PROBLEM DESCRIPTION: Reproduce every entry in the listing without alteration.

DATA ENTRIES:
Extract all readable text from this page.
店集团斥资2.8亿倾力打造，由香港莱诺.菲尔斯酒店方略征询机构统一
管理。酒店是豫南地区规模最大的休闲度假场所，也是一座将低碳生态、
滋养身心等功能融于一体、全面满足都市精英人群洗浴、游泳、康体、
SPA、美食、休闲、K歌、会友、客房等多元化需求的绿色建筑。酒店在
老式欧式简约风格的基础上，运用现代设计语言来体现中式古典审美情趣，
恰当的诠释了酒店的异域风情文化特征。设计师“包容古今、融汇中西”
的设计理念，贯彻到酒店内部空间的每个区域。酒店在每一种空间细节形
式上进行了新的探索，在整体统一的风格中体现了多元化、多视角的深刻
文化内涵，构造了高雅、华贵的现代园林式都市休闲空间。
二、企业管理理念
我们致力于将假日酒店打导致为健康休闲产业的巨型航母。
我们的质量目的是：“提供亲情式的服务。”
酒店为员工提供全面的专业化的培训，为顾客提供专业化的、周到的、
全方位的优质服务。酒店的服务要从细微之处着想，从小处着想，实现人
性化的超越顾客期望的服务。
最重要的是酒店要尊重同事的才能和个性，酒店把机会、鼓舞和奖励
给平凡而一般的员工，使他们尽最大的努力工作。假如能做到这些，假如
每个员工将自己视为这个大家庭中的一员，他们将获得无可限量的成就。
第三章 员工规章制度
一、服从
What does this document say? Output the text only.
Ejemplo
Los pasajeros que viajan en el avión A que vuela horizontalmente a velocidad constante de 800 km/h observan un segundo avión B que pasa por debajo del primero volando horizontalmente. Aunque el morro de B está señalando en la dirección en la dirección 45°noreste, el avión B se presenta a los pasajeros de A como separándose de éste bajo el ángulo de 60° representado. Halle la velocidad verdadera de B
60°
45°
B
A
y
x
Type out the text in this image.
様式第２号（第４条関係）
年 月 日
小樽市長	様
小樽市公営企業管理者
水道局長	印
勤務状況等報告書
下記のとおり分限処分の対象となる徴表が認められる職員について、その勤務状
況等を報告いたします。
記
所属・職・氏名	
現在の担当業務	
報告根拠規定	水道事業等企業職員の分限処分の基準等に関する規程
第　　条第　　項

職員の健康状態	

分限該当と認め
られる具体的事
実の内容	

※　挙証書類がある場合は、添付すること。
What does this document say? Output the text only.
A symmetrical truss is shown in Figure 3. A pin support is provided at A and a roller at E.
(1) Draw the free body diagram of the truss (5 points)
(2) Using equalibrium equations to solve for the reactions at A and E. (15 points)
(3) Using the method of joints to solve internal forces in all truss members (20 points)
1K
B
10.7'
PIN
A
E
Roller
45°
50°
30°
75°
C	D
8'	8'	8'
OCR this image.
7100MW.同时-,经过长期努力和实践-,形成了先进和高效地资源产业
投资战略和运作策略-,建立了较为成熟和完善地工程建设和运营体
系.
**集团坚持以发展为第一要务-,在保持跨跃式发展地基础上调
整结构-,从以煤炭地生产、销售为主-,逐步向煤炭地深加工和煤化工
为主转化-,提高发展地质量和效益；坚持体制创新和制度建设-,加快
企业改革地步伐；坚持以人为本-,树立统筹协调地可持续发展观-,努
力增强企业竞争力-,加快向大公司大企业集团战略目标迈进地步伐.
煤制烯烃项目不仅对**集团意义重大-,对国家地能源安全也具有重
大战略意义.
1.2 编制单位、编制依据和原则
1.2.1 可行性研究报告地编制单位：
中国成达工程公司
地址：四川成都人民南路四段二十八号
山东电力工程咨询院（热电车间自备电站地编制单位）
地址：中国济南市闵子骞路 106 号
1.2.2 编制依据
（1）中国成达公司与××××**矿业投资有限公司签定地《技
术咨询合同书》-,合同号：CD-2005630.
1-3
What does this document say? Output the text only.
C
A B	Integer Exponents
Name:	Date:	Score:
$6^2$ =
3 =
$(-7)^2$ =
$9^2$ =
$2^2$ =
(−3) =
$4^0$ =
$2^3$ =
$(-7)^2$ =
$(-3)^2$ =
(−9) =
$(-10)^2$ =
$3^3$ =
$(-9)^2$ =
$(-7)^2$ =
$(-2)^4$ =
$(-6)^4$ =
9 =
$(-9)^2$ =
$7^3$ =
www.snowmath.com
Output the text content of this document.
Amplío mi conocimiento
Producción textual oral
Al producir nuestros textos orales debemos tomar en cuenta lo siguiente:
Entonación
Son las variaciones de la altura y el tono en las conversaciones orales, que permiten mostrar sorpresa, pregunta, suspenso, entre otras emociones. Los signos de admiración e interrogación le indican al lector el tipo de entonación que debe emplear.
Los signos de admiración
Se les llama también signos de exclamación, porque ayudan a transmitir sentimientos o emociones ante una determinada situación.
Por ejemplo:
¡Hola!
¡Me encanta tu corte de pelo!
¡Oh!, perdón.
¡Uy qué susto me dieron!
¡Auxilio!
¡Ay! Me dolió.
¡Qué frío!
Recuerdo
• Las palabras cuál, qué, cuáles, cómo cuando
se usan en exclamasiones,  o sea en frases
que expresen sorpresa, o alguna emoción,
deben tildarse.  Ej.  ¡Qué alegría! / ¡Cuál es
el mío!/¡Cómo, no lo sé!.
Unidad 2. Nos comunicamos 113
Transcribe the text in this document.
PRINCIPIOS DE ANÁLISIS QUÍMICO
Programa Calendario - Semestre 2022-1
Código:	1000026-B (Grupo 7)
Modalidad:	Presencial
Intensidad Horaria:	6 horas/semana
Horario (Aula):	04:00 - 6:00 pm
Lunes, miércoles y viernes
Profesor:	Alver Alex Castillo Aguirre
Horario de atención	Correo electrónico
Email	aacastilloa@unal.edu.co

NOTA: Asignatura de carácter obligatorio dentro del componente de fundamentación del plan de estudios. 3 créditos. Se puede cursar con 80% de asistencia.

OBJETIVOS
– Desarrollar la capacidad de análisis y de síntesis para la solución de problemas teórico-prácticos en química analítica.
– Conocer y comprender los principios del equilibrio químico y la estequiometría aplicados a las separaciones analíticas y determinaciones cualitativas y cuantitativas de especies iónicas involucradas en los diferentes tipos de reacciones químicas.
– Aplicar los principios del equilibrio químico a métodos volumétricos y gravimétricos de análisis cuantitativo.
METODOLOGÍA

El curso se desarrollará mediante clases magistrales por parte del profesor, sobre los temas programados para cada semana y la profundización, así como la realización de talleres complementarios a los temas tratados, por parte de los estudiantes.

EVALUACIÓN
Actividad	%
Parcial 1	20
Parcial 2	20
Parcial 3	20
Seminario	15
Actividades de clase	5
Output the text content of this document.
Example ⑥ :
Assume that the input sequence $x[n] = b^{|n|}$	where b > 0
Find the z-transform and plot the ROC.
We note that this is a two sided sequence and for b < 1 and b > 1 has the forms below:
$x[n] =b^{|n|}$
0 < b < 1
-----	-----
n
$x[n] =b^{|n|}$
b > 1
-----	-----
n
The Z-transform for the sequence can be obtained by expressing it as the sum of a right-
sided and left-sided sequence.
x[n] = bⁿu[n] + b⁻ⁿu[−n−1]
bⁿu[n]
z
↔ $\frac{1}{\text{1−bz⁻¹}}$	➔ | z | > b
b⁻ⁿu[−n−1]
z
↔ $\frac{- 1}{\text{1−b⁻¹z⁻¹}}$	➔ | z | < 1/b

OUTPUT FOR THIS EXERCISE:
Extract all readable text from this page.
店集团斥资2.8亿倾力打造，由香港莱诺.菲尔斯酒店方略征询机构统一
管理。酒店是豫南地区规模最大的休闲度假场所，也是一座将低碳生态、
滋养身心等功能融于一体、全面满足都市精英人群洗浴、游泳、康体、
SPA、美食、休闲、K歌、会友、客房等多元化需求的绿色建筑。酒店在
老式欧式简约风格的基础上，运用现代设计语言来体现中式古典审美情趣，
恰当的诠释了酒店的异域风情文化特征。设计师“包容古今、融汇中西”
的设计理念，贯彻到酒店内部空间的每个区域。酒店在每一种空间细节形
式上进行了新的探索，在整体统一的风格中体现了多元化、多视角的深刻
文化内涵，构造了高雅、华贵的现代园林式都市休闲空间。
二、企业管理理念
我们致力于将假日酒店打导致为健康休闲产业的巨型航母。
我们的质量目的是：“提供亲情式的服务。”
酒店为员工提供全面的专业化的培训，为顾客提供专业化的、周到的、
全方位的优质服务。酒店的服务要从细微之处着想，从小处着想，实现人
性化的超越顾客期望的服务。
最重要的是酒店要尊重同事的才能和个性，酒店把机会、鼓舞和奖励
给平凡而一般的员工，使他们尽最大的努力工作。假如能做到这些，假如
每个员工将自己视为这个大家庭中的一员，他们将获得无可限量的成就。
第三章 员工规章制度
一、服从
What does this document say? Output the text only.
Ejemplo
Los pasajeros que viajan en el avión A que vuela horizontalmente a velocidad constante de 800 km/h observan un segundo avión B que pasa por debajo del primero volando horizontalmente. Aunque el morro de B está señalando en la dirección en la dirección 45°noreste, el avión B se presenta a los pasajeros de A como separándose de éste bajo el ángulo de 60° representado. Halle la velocidad verdadera de B
60°
45°
B
A
y
x
Type out the text in this image.
様式第２号（第４条関係）
年 月 日
小樽市長	様
小樽市公営企業管理者
水道局長	印
勤務状況等報告書
下記のとおり分限処分の対象となる徴表が認められる職員について、その勤務状
況等を報告いたします。
記
所属・職・氏名	
現在の担当業務	
報告根拠規定	水道事業等企業職員の分限処分の基準等に関する規程
第　　条第　　項

職員の健康状態	

分限該当と認め
られる具体的事
実の内容	

※　挙証書類がある場合は、添付すること。
What does this document say? Output the text only.
A symmetrical truss is shown in Figure 3. A pin support is provided at A and a roller at E.
(1) Draw the free body diagram of the truss (5 points)
(2) Using equalibrium equations to solve for the reactions at A and E. (15 points)
(3) Using the method of joints to solve internal forces in all truss members (20 points)
1K
B
10.7'
PIN
A
E
Roller
45°
50°
30°
75°
C	D
8'	8'	8'
OCR this image.
7100MW.同时-,经过长期努力和实践-,形成了先进和高效地资源产业
投资战略和运作策略-,建立了较为成熟和完善地工程建设和运营体
系.
**集团坚持以发展为第一要务-,在保持跨跃式发展地基础上调
整结构-,从以煤炭地生产、销售为主-,逐步向煤炭地深加工和煤化工
为主转化-,提高发展地质量和效益；坚持体制创新和制度建设-,加快
企业改革地步伐；坚持以人为本-,树立统筹协调地可持续发展观-,努
力增强企业竞争力-,加快向大公司大企业集团战略目标迈进地步伐.
煤制烯烃项目不仅对**集团意义重大-,对国家地能源安全也具有重
大战略意义.
1.2 编制单位、编制依据和原则
1.2.1 可行性研究报告地编制单位：
中国成达工程公司
地址：四川成都人民南路四段二十八号
山东电力工程咨询院（热电车间自备电站地编制单位）
地址：中国济南市闵子骞路 106 号
1.2.2 编制依据
（1）中国成达公司与××××**矿业投资有限公司签定地《技
术咨询合同书》-,合同号：CD-2005630.
1-3
What does this document say? Output the text only.
C
A B	Integer Exponents
Name:	Date:	Score:
$6^2$ =
3 =
$(-7)^2$ =
$9^2$ =
$2^2$ =
(−3) =
$4^0$ =
$2^3$ =
$(-7)^2$ =
$(-3)^2$ =
(−9) =
$(-10)^2$ =
$3^3$ =
$(-9)^2$ =
$(-7)^2$ =
$(-2)^4$ =
$(-6)^4$ =
9 =
$(-9)^2$ =
$7^3$ =
www.snowmath.com
Output the text content of this document.
Amplío mi conocimiento
Producción textual oral
Al producir nuestros textos orales debemos tomar en cuenta lo siguiente:
Entonación
Son las variaciones de la altura y el tono en las conversaciones orales, que permiten mostrar sorpresa, pregunta, suspenso, entre otras emociones. Los signos de admiración e interrogación le indican al lector el tipo de entonación que debe emplear.
Los signos de admiración
Se les llama también signos de exclamación, porque ayudan a transmitir sentimientos o emociones ante una determinada situación.
Por ejemplo:
¡Hola!
¡Me encanta tu corte de pelo!
¡Oh!, perdón.
¡Uy qué susto me dieron!
¡Auxilio!
¡Ay! Me dolió.
¡Qué frío!
Recuerdo
• Las palabras cuál, qué, cuáles, cómo cuando
se usan en exclamasiones,  o sea en frases
que expresen sorpresa, o alguna emoción,
deben tildarse.  Ej.  ¡Qué alegría! / ¡Cuál es
el mío!/¡Cómo, no lo sé!.
Unidad 2. Nos comunicamos 113
Transcribe the text in this document.
PRINCIPIOS DE ANÁLISIS QUÍMICO
Programa Calendario - Semestre 2022-1
Código:	1000026-B (Grupo 7)
Modalidad:	Presencial
Intensidad Horaria:	6 horas/semana
Horario (Aula):	04:00 - 6:00 pm
Lunes, miércoles y viernes
Profesor:	Alver Alex Castillo Aguirre
Horario de atención	Correo electrónico
Email	aacastilloa@unal.edu.co

NOTA: Asignatura de carácter obligatorio dentro del componente de fundamentación del plan de estudios. 3 créditos. Se puede cursar con 80% de asistencia.

OBJETIVOS
– Desarrollar la capacidad de análisis y de síntesis para la solución de problemas teórico-prácticos en química analítica.
– Conocer y comprender los principios del equilibrio químico y la estequiometría aplicados a las separaciones analíticas y determinaciones cualitativas y cuantitativas de especies iónicas involucradas en los diferentes tipos de reacciones químicas.
– Aplicar los principios del equilibrio químico a métodos volumétricos y gravimétricos de análisis cuantitativo.
METODOLOGÍA

El curso se desarrollará mediante clases magistrales por parte del profesor, sobre los temas programados para cada semana y la profundización, así como la realización de talleres complementarios a los temas tratados, por parte de los estudiantes.

EVALUACIÓN
Actividad	%
Parcial 1	20
Parcial 2	20
Parcial 3	20
Seminario	15
Actividades de clase	5
Output the text content of this document.
Example ⑥ :
Assume that the input sequence $x[n] = b^{|n|}$	where b > 0
Find the z-transform and plot the ROC.
We note that this is a two sided sequence and for b < 1 and b > 1 has the forms below:
$x[n] =b^{|n|}$
0 < b < 1
-----	-----
n
$x[n] =b^{|n|}$
b > 1
-----	-----
n
The Z-transform for the sequence can be obtained by expressing it as the sum of a right-
sided and left-sided sequence.
x[n] = bⁿu[n] + b⁻ⁿu[−n−1]
bⁿu[n]
z
↔ $\frac{1}{\text{1−bz⁻¹}}$	➔ | z | > b
b⁻ⁿu[−n−1]
z
↔ $\frac{- 1}{\text{1−b⁻¹z⁻¹}}$	➔ | z | < 1/b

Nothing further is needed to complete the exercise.